▶ Work required
Restate the listing below word for word, omitting any images.

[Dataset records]
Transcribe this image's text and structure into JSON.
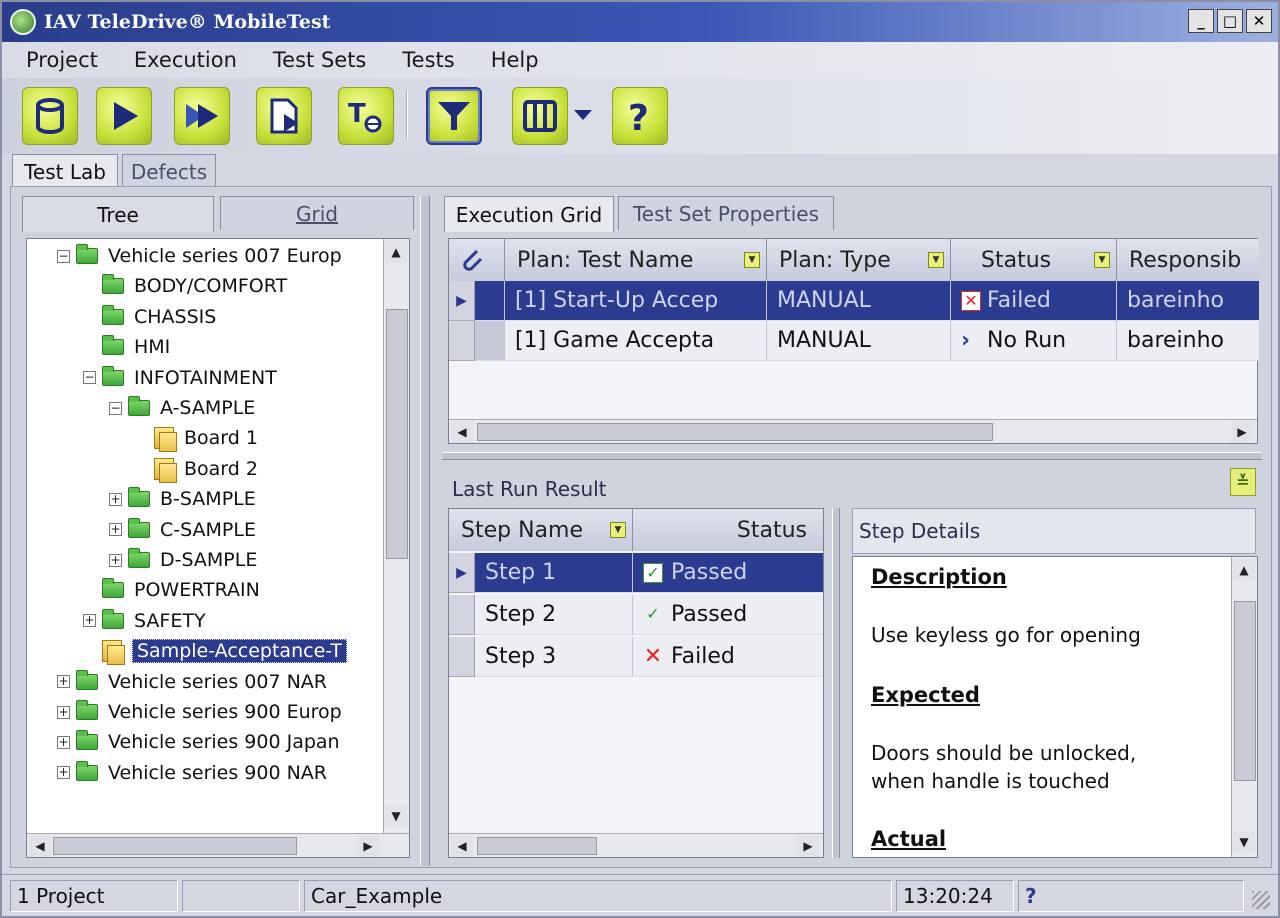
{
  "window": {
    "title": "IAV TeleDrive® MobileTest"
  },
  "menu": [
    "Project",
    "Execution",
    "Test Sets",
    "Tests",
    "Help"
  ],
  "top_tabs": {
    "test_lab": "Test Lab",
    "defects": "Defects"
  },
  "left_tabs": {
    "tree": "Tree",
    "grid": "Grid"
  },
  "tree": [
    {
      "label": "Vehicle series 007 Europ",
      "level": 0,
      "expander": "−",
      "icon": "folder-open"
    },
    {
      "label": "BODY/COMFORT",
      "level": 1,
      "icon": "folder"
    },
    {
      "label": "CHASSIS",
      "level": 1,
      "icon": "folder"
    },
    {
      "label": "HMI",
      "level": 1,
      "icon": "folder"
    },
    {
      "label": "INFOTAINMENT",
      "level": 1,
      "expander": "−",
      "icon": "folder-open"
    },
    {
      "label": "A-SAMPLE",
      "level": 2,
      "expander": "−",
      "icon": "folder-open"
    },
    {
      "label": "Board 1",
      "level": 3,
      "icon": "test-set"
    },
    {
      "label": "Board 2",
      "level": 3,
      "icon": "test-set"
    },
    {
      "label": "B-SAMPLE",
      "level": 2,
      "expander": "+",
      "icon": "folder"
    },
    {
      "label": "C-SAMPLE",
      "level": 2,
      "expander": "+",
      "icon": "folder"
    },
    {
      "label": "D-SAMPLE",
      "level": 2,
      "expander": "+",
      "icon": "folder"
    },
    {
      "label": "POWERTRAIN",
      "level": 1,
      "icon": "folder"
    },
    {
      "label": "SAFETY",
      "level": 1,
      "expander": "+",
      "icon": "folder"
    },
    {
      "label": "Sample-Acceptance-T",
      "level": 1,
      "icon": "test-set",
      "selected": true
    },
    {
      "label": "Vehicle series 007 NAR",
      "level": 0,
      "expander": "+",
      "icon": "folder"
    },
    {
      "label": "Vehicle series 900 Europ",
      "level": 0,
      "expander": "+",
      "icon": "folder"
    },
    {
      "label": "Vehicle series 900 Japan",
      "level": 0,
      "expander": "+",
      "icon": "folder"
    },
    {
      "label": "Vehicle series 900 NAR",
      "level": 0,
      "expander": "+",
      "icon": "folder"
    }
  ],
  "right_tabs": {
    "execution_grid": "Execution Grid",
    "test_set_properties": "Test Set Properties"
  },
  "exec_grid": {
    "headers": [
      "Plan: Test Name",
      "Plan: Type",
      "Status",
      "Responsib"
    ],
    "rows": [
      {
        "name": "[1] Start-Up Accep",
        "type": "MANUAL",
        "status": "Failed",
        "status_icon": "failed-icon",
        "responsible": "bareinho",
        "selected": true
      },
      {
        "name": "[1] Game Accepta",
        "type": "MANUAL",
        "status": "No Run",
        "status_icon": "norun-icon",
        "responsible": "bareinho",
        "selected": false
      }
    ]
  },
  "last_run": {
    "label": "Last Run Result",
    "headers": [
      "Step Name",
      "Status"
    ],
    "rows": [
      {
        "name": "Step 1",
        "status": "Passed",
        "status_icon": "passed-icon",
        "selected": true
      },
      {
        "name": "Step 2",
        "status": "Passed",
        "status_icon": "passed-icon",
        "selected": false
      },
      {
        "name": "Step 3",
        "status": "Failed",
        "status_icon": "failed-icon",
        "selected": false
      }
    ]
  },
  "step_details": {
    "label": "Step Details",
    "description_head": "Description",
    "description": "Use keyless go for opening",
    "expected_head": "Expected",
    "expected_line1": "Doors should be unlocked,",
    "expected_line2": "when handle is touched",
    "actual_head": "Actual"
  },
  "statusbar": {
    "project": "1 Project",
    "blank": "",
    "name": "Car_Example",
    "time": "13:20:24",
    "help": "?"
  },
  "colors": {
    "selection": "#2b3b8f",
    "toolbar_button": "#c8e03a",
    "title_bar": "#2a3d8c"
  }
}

▶ Answer to this exercise
Transcribe this image's text and structure into JSON.
{
  "window": {
    "title": "IAV TeleDrive® MobileTest"
  },
  "menu": [
    "Project",
    "Execution",
    "Test Sets",
    "Tests",
    "Help"
  ],
  "top_tabs": {
    "test_lab": "Test Lab",
    "defects": "Defects"
  },
  "left_tabs": {
    "tree": "Tree",
    "grid": "Grid"
  },
  "tree": [
    {
      "label": "Vehicle series 007 Europ",
      "level": 0,
      "expander": "−",
      "icon": "folder-open"
    },
    {
      "label": "BODY/COMFORT",
      "level": 1,
      "icon": "folder"
    },
    {
      "label": "CHASSIS",
      "level": 1,
      "icon": "folder"
    },
    {
      "label": "HMI",
      "level": 1,
      "icon": "folder"
    },
    {
      "label": "INFOTAINMENT",
      "level": 1,
      "expander": "−",
      "icon": "folder-open"
    },
    {
      "label": "A-SAMPLE",
      "level": 2,
      "expander": "−",
      "icon": "folder-open"
    },
    {
      "label": "Board 1",
      "level": 3,
      "icon": "test-set"
    },
    {
      "label": "Board 2",
      "level": 3,
      "icon": "test-set"
    },
    {
      "label": "B-SAMPLE",
      "level": 2,
      "expander": "+",
      "icon": "folder"
    },
    {
      "label": "C-SAMPLE",
      "level": 2,
      "expander": "+",
      "icon": "folder"
    },
    {
      "label": "D-SAMPLE",
      "level": 2,
      "expander": "+",
      "icon": "folder"
    },
    {
      "label": "POWERTRAIN",
      "level": 1,
      "icon": "folder"
    },
    {
      "label": "SAFETY",
      "level": 1,
      "expander": "+",
      "icon": "folder"
    },
    {
      "label": "Sample-Acceptance-T",
      "level": 1,
      "icon": "test-set",
      "selected": true
    },
    {
      "label": "Vehicle series 007 NAR",
      "level": 0,
      "expander": "+",
      "icon": "folder"
    },
    {
      "label": "Vehicle series 900 Europ",
      "level": 0,
      "expander": "+",
      "icon": "folder"
    },
    {
      "label": "Vehicle series 900 Japan",
      "level": 0,
      "expander": "+",
      "icon": "folder"
    },
    {
      "label": "Vehicle series 900 NAR",
      "level": 0,
      "expander": "+",
      "icon": "folder"
    }
  ],
  "right_tabs": {
    "execution_grid": "Execution Grid",
    "test_set_properties": "Test Set Properties"
  },
  "exec_grid": {
    "headers": [
      "Plan: Test Name",
      "Plan: Type",
      "Status",
      "Responsib"
    ],
    "rows": [
      {
        "name": "[1] Start-Up Accep",
        "type": "MANUAL",
        "status": "Failed",
        "status_icon": "failed-icon",
        "responsible": "bareinho",
        "selected": true
      },
      {
        "name": "[1] Game Accepta",
        "type": "MANUAL",
        "status": "No Run",
        "status_icon": "norun-icon",
        "responsible": "bareinho",
        "selected": false
      }
    ]
  },
  "last_run": {
    "label": "Last Run Result",
    "headers": [
      "Step Name",
      "Status"
    ],
    "rows": [
      {
        "name": "Step 1",
        "status": "Passed",
        "status_icon": "passed-icon",
        "selected": true
      },
      {
        "name": "Step 2",
        "status": "Passed",
        "status_icon": "passed-icon",
        "selected": false
      },
      {
        "name": "Step 3",
        "status": "Failed",
        "status_icon": "failed-icon",
        "selected": false
      }
    ]
  },
  "step_details": {
    "label": "Step Details",
    "description_head": "Description",
    "description": "Use keyless go for opening",
    "expected_head": "Expected",
    "expected_line1": "Doors should be unlocked,",
    "expected_line2": "when handle is touched",
    "actual_head": "Actual"
  },
  "statusbar": {
    "project": "1 Project",
    "blank": "",
    "name": "Car_Example",
    "time": "13:20:24",
    "help": "?"
  },
  "colors": {
    "selection": "#2b3b8f",
    "toolbar_button": "#c8e03a",
    "title_bar": "#2a3d8c"
  }
}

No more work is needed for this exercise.